**Consigne A:** Quelle quantité de mémoire le fil de discussion sur l'iMac attribue-t-il à l'appareil ?
**Consigne B:** Énumérez tous les CD fournis avec l'iMac que cite le fil de discussion sur l'iMac.
**Consigne C:** Rédigez la suite du fil de discussion sur l'iMac, en reprenant après sa dernière phrase.

# Paumé je suis G3



## titimac1 (18 Mars 2010)

Bonjour à toutes et tous.

Désoler pour le titre car je ne sais vraiment pas comment m'exprimer sur le sujet.

Voila je ne sais rien mais absolument rien de l 'univers I Mac et je ne sais même pas si j'ai choisis le bon forum pour avoir de l'aide,pardonner mon ignorance.

Bref l 'informatique et moi sa fait >> 6 et 4=11 je pose tout et je retiens rien.
Cela dit dans l'entreprise j'utilise effectivement un pc juste pour entrée des données et sa s'arrête là.

Donc je viens de récupérer un I Mac pour le remettre en bonne et du forme et ainsi fait je le redonne à la personne.

Je vais donc essayer de donner les infos sur ce I Mac .

Modele number M5521
EMC n° 1857
I MAC 500/IN/128/20/CDRW/ULTRA/56K/FW/VGA
Mac OSX version 10.1
Processeur Power Pc G3 indigo 400 Mghz
Mémoire 128 Mo
MATSHITA CD-RW 7121 Média

*Les CD avec I Mac sont:*
i MAC Software install
i Mac Restauration de logiciel 1/3; 2/3; 3/3.
Mac OS9  Mac OS9.2.1 Update CD
MAC OS X Version 10.1 Upgrade CD 
I MAC Applications
I MAC Installation de logiciels
Apple Hardware Test

*Problèmes:*

Impossible de graver un CD à partir I tune(je ne connais pas la version I Tune) 
J'ai essayer plusieurs types et Marque de CD à chaque fois il rejette le CD.

J'ai remarquer que l'heure et la date n'est pas à jour donc je me suis balader dans les différents menu pour trouver le réglage ,mais une fois le réglage fait et si je débranche le pc du secteur et bien la date l'heure et l'année ne sont plus bonne je retourne en 1970.

**Données fournies:**
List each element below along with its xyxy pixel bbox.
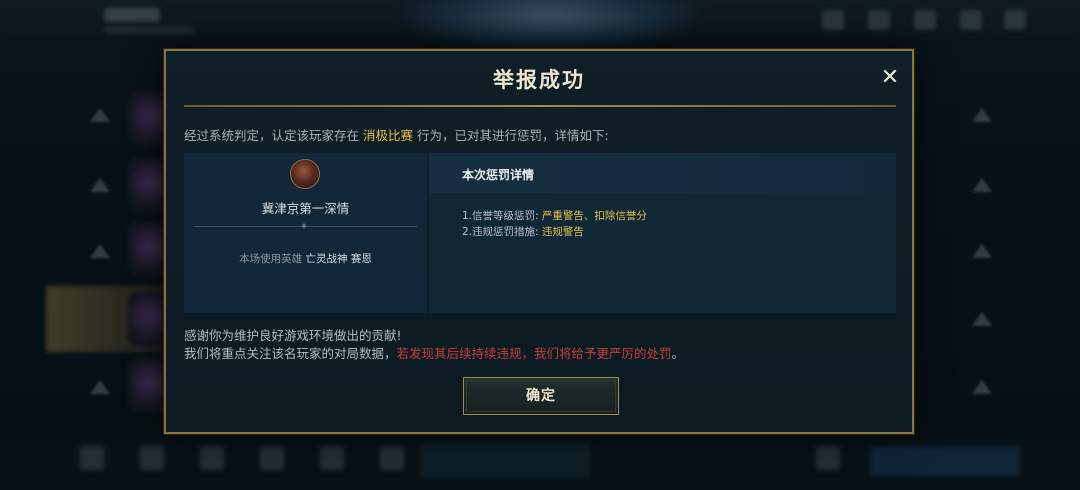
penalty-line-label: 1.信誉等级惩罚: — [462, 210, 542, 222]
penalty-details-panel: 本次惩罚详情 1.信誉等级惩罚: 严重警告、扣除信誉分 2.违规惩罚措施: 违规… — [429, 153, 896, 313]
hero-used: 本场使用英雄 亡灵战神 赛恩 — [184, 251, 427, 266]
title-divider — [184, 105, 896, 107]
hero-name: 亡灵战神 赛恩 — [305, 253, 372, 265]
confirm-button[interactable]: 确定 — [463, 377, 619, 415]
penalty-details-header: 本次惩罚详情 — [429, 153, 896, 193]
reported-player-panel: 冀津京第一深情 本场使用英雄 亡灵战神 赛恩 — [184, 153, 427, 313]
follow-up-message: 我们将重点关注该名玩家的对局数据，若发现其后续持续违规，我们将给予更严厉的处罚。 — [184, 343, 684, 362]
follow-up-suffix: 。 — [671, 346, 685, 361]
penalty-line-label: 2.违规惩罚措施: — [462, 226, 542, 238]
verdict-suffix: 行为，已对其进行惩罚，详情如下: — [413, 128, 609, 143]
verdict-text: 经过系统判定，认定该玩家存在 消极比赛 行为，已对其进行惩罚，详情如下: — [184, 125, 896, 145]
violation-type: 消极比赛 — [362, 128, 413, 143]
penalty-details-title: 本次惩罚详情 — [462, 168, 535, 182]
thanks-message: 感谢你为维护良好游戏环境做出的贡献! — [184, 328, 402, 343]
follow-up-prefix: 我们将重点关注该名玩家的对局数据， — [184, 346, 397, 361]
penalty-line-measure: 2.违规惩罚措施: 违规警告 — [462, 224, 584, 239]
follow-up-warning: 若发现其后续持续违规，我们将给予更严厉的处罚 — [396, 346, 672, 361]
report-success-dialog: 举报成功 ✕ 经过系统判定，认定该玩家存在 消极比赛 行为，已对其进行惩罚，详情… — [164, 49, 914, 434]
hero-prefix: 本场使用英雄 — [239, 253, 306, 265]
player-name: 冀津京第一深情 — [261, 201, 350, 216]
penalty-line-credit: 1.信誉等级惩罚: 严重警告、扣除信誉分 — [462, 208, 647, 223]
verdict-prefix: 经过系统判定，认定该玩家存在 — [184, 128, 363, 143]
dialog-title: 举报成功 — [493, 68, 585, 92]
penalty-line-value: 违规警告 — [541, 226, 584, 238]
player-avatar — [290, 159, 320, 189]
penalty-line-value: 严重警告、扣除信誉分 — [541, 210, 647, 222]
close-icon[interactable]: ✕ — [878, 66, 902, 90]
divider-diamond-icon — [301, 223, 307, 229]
--
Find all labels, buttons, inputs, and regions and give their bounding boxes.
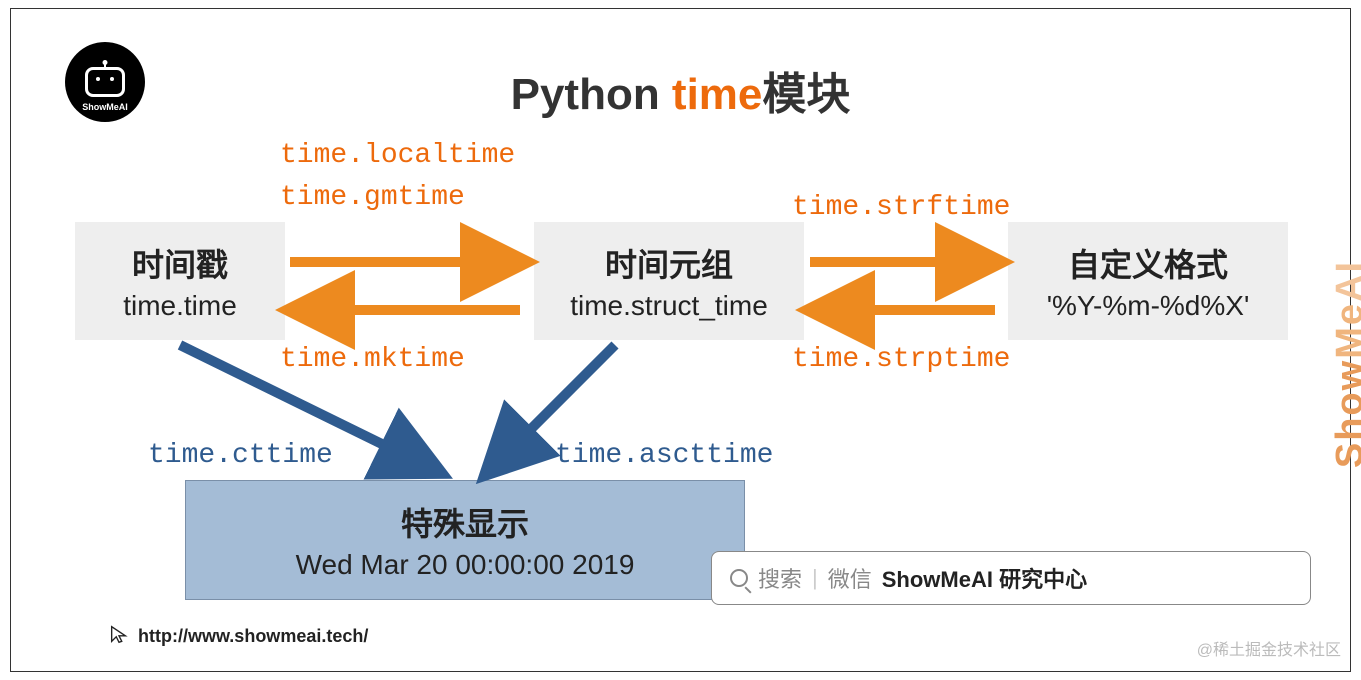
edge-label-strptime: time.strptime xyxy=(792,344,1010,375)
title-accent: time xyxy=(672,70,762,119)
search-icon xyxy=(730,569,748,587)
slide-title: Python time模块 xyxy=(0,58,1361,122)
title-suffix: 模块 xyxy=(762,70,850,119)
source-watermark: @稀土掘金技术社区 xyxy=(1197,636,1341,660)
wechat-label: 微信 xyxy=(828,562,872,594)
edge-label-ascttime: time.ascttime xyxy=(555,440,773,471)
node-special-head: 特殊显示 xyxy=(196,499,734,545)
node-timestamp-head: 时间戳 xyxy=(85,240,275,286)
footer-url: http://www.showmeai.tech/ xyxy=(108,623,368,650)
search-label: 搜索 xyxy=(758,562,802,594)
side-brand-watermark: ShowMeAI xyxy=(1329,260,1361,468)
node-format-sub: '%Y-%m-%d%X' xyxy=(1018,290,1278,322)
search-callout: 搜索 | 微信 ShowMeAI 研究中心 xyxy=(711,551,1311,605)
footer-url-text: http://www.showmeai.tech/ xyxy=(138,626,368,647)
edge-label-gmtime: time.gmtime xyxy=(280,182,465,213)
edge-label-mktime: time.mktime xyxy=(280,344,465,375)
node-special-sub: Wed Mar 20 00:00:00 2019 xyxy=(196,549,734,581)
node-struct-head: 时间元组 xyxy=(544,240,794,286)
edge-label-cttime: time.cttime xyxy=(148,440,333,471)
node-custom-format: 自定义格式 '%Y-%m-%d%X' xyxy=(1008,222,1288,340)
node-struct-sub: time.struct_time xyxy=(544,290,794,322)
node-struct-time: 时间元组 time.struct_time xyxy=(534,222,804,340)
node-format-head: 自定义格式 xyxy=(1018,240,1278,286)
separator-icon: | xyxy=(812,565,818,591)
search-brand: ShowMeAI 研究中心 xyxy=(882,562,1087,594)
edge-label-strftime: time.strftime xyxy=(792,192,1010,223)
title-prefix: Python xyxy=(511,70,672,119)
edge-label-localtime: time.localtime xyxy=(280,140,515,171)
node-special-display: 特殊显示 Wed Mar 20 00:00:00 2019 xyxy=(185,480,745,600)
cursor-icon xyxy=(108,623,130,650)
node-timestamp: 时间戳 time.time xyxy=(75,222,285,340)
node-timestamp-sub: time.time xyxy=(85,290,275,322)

**Réponse rédigée A:** 128 Mo.

**Réponse rédigée B:**
- i MAC Software install
- i Mac Restauration de logiciel 1/3; 2/3; 3/3.
- Mac OS9 Mac OS9.2.1 Update CD
- MAC OS X Version 10.1 Upgrade CD
- I MAC Applications
- I MAC Installation de logiciels
- Apple Hardware Test

**Réponse rédigée C:**
La touche pomme doit donnée quoi un menu car j'ai beau appuyer dessus sa ne fait rien.

J'ai brancher le câble Ethernet pour essayer Internet 5 et par moment soit la page je peut pas la voir entièrement et il n 'y a pas d'ascenseur pour monter ou descendre.
Et parfois internet 5 se ferme sens aucune raison.

Voila pour le moment les premières questions.

Je vous remercie de vos réponses et solutions,et vous souhaite une bonne fin de journée.

@+titi


----------



## alaincha (18 Mars 2010)

titimac1 a dit:


> Impossible de graver un CD à partir I tune(je ne connais pas la version I Tune)


iTunes était alors en version 1 (ou peut être 2). Je doute qu'il fonctionne encore.

D'autre part un lecteur/enregistreur CD ou DVD qui n'a pas servi pendant plusieurs années est très souvent HS. Il n'y a rien d'étonnant.



titimac1 a dit:


> J'ai remarquer que l'heure et la date n'est pas à jour donc je me suis balader dans les différents menu pour trouver le réglage ,mais une fois le réglage fait et si je débranche le pc du secteur et bien la date l'heure et l'année ne sont plus bonne je retourne en 1970.


Il suffit de changer la pile. Une recherche sur Google va t'expliquer ce qu'est la "pile", son utilité et comment la changer.



titimac1 a dit:


> La touche pomme doit donnée quoi un menu car j'ai beau appuyer dessus sa ne fait rien.
> 
> J'ai brancher le câble Ethernet pour essayer Internet 5 et par moment soit la page je peut pas la voir entièrement et il n 'y a pas d'ascenseur pour monter ou descendre.
> Et parfois internet 5 se ferme sens aucune raison.


Là je n'ai pas compris.


----------



## Invité (18 Mars 2010)

A priori, tu as un lecteur Cd et non un graveur. 

Dans tes tests t'es en Os9 ou OsX ?


----------



## titimac1 (18 Mars 2010)

Bonjour alaincha merci de votre réponse.

Je veux dire que la touche Pomme n'a aucun effet 
IE5 n affiche pas la page complètement et dans certains cas les images ou texte sont tronqués donc on ne peut pas voir la page entièrement.

---------- Nouveau message ajouté à 20h18 ---------- Le message précédent a été envoyé à 20h12 ----------

Bonjour Invité merci de votre réponse.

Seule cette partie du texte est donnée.